### Required task
Retype the material in full, keeping every word the same.

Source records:
------------------------------

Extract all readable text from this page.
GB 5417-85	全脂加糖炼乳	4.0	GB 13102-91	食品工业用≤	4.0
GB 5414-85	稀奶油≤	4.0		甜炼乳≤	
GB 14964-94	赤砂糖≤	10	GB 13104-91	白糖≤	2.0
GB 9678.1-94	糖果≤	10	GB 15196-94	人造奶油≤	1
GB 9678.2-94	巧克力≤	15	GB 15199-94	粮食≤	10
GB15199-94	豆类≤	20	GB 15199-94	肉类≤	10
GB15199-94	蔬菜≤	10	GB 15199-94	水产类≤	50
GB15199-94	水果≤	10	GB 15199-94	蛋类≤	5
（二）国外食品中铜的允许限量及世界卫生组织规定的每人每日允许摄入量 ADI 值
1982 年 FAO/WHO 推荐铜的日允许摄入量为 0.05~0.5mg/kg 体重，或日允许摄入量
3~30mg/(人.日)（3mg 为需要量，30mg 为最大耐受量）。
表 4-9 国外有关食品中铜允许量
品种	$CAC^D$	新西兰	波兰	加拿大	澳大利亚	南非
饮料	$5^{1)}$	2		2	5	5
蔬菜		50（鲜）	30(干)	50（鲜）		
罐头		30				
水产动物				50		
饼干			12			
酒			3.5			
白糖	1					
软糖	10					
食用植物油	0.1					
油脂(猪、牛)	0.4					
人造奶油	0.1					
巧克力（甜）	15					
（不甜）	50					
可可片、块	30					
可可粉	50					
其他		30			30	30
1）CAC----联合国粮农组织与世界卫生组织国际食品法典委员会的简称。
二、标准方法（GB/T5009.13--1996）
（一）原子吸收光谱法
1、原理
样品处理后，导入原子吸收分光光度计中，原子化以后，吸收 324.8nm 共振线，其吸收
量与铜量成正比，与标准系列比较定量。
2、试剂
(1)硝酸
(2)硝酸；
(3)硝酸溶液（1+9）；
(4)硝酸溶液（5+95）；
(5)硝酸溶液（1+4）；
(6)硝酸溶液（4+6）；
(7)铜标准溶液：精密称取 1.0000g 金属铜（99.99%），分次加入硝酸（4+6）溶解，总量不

------------------------------

### Task output
Extract all readable text from this page.
GB 5417-85	全脂加糖炼乳	4.0	GB 13102-91	食品工业用≤	4.0
GB 5414-85	稀奶油≤	4.0		甜炼乳≤	
GB 14964-94	赤砂糖≤	10	GB 13104-91	白糖≤	2.0
GB 9678.1-94	糖果≤	10	GB 15196-94	人造奶油≤	1
GB 9678.2-94	巧克力≤	15	GB 15199-94	粮食≤	10
GB15199-94	豆类≤	20	GB 15199-94	肉类≤	10
GB15199-94	蔬菜≤	10	GB 15199-94	水产类≤	50
GB15199-94	水果≤	10	GB 15199-94	蛋类≤	5
（二）国外食品中铜的允许限量及世界卫生组织规定的每人每日允许摄入量 ADI 值
1982 年 FAO/WHO 推荐铜的日允许摄入量为 0.05~0.5mg/kg 体重，或日允许摄入量
3~30mg/(人.日)（3mg 为需要量，30mg 为最大耐受量）。
表 4-9 国外有关食品中铜允许量
品种	$CAC^D$	新西兰	波兰	加拿大	澳大利亚	南非
饮料	$5^{1)}$	2		2	5	5
蔬菜		50（鲜）	30(干)	50（鲜）		
罐头		30				
水产动物				50		
饼干			12			
酒			3.5			
白糖	1					
软糖	10					
食用植物油	0.1					
油脂(猪、牛)	0.4					
人造奶油	0.1					
巧克力（甜）	15					
（不甜）	50					
可可片、块	30					
可可粉	50					
其他		30			30	30
1）CAC----联合国粮农组织与世界卫生组织国际食品法典委员会的简称。
二、标准方法（GB/T5009.13--1996）
（一）原子吸收光谱法
1、原理
样品处理后，导入原子吸收分光光度计中，原子化以后，吸收 324.8nm 共振线，其吸收
量与铜量成正比，与标准系列比较定量。
2、试剂
(1)硝酸
(2)硝酸；
(3)硝酸溶液（1+9）；
(4)硝酸溶液（5+95）；
(5)硝酸溶液（1+4）；
(6)硝酸溶液（4+6）；
(7)铜标准溶液：精密称取 1.0000g 金属铜（99.99%），分次加入硝酸（4+6）溶解，总量不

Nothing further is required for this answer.